*TASK DIRECTIONS*
Give the number of lines that contain the string "以报名网站公告和短信通知为准", please, and nothing else.

*Stored records*
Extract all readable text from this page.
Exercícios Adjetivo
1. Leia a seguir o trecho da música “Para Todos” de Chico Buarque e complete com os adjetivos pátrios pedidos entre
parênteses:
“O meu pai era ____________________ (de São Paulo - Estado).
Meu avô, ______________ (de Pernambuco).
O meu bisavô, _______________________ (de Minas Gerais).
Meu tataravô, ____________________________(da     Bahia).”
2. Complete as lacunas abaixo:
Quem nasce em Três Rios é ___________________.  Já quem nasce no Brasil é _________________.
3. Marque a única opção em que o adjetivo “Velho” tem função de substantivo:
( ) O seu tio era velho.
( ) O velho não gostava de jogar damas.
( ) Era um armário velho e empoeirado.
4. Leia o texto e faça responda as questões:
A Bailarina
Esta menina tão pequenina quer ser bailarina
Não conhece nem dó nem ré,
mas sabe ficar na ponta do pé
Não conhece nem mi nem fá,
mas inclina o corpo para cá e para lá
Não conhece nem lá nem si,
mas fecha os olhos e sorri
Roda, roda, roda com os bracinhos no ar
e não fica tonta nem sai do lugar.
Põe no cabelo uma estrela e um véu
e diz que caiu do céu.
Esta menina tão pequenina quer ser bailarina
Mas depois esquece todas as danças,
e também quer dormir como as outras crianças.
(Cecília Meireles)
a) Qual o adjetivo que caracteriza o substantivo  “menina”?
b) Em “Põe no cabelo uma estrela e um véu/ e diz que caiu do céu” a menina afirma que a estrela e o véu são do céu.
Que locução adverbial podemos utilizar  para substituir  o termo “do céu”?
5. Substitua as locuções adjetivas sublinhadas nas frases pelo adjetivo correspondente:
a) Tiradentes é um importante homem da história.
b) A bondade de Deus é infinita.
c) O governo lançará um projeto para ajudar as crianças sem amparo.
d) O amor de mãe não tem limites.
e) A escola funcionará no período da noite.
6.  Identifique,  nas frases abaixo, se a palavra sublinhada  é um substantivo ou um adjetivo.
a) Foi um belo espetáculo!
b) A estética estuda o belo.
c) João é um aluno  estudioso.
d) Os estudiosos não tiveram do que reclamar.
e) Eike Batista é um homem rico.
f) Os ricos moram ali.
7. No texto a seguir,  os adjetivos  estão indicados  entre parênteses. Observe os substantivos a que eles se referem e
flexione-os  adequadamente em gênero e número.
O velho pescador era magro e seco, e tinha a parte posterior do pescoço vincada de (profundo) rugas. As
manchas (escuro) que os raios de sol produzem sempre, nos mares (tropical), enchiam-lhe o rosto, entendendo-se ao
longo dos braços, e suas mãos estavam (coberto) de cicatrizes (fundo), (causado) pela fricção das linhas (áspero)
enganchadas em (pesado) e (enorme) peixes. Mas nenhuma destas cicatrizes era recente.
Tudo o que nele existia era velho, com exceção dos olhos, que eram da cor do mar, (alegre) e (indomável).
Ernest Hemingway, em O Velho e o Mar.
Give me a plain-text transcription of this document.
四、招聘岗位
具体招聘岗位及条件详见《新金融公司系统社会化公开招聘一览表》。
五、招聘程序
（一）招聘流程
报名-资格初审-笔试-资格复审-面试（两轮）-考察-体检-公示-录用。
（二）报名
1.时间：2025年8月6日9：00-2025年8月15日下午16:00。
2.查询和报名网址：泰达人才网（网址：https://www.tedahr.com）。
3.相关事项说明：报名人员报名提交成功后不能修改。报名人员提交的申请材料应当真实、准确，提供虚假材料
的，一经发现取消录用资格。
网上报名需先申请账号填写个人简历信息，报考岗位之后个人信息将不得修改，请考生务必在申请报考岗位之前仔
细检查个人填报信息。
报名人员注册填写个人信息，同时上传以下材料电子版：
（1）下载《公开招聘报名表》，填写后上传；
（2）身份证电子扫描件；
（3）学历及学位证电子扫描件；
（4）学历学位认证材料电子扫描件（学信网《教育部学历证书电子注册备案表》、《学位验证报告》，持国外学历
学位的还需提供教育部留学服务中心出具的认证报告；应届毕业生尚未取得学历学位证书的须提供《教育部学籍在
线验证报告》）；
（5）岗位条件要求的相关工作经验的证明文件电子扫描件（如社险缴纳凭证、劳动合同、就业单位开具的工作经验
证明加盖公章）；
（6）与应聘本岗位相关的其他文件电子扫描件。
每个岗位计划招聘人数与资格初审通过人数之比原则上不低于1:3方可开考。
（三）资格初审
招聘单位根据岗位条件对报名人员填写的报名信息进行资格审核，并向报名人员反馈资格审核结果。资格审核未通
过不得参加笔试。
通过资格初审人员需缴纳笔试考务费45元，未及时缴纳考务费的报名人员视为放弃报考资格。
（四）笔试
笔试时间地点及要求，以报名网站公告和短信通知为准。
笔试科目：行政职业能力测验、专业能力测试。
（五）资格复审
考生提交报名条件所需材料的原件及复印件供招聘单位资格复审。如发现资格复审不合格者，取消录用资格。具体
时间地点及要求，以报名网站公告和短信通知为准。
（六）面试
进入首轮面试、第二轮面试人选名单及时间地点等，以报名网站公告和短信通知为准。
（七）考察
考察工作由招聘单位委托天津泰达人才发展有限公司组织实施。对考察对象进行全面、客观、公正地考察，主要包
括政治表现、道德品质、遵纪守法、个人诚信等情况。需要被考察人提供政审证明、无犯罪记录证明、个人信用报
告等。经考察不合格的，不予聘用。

*TASK SOLUTION*
3